## Excerpted data
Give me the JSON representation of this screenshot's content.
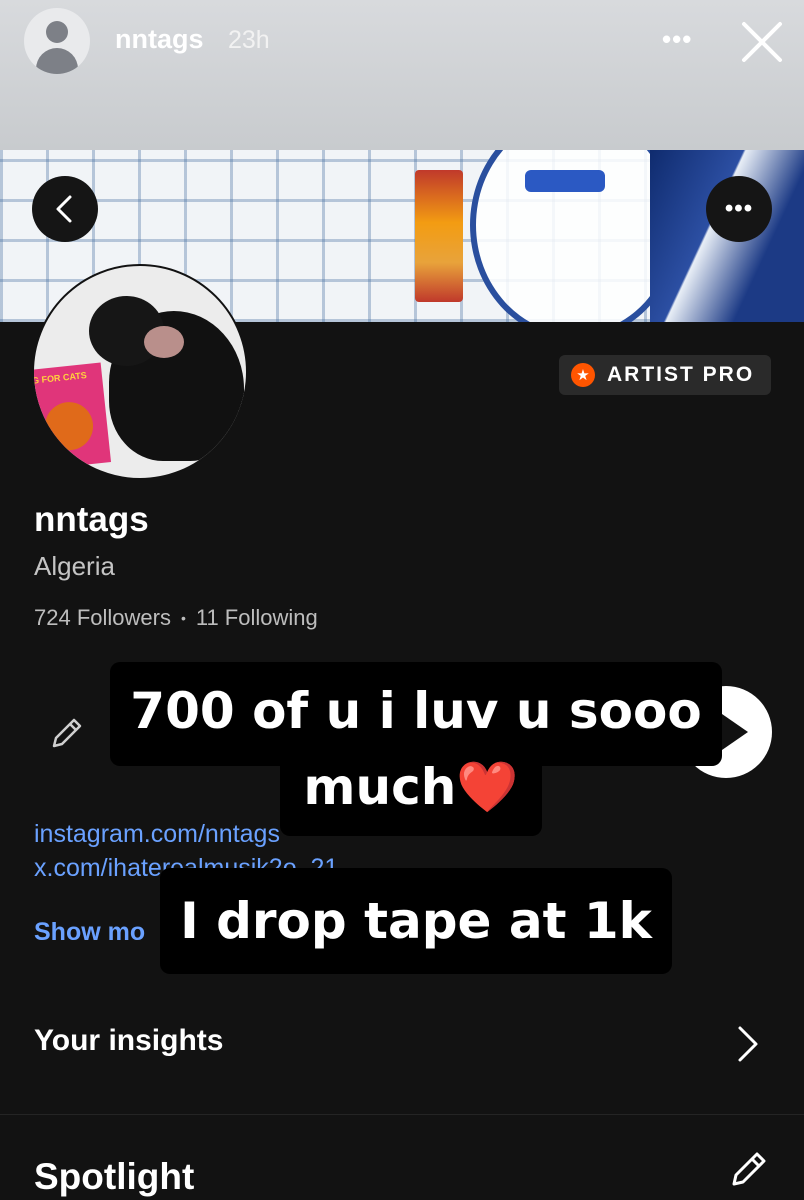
{
  "story": {
    "username": "nntags",
    "time": "23h",
    "more_label": "•••",
    "icons": {
      "avatar": "default-avatar-icon",
      "close": "close-icon"
    }
  },
  "banner": {
    "back_icon": "chevron-left-icon",
    "more_label": "•••"
  },
  "profile": {
    "username": "nntags",
    "location": "Algeria",
    "followers": "724 Followers",
    "separator": "•",
    "following": "11 Following",
    "badge": {
      "icon": "star-icon",
      "star_glyph": "★",
      "label": "ARTIST PRO",
      "color": "#ff5500"
    },
    "avatar_box_text": "G FOR CATS"
  },
  "links": [
    "instagram.com/nntags",
    "x.com/ihaterealmusik2o_21"
  ],
  "show_more": "Show mo",
  "captions": {
    "line1": "700 of u i luv u sooo",
    "line2": "much❤️",
    "line3": "I drop tape at 1k"
  },
  "sections": {
    "insights": "Your insights",
    "spotlight": "Spotlight"
  }
}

## Instruction
Print all of the entries word for word. Omit the pictures they contain.

## Task answer
Give me the JSON representation of this screenshot's content.
{
  "story": {
    "username": "nntags",
    "time": "23h",
    "more_label": "•••",
    "icons": {
      "avatar": "default-avatar-icon",
      "close": "close-icon"
    }
  },
  "banner": {
    "back_icon": "chevron-left-icon",
    "more_label": "•••"
  },
  "profile": {
    "username": "nntags",
    "location": "Algeria",
    "followers": "724 Followers",
    "separator": "•",
    "following": "11 Following",
    "badge": {
      "icon": "star-icon",
      "star_glyph": "★",
      "label": "ARTIST PRO",
      "color": "#ff5500"
    },
    "avatar_box_text": "G FOR CATS"
  },
  "links": [
    "instagram.com/nntags",
    "x.com/ihaterealmusik2o_21"
  ],
  "show_more": "Show mo",
  "captions": {
    "line1": "700 of u i luv u sooo",
    "line2": "much❤️",
    "line3": "I drop tape at 1k"
  },
  "sections": {
    "insights": "Your insights",
    "spotlight": "Spotlight"
  }
}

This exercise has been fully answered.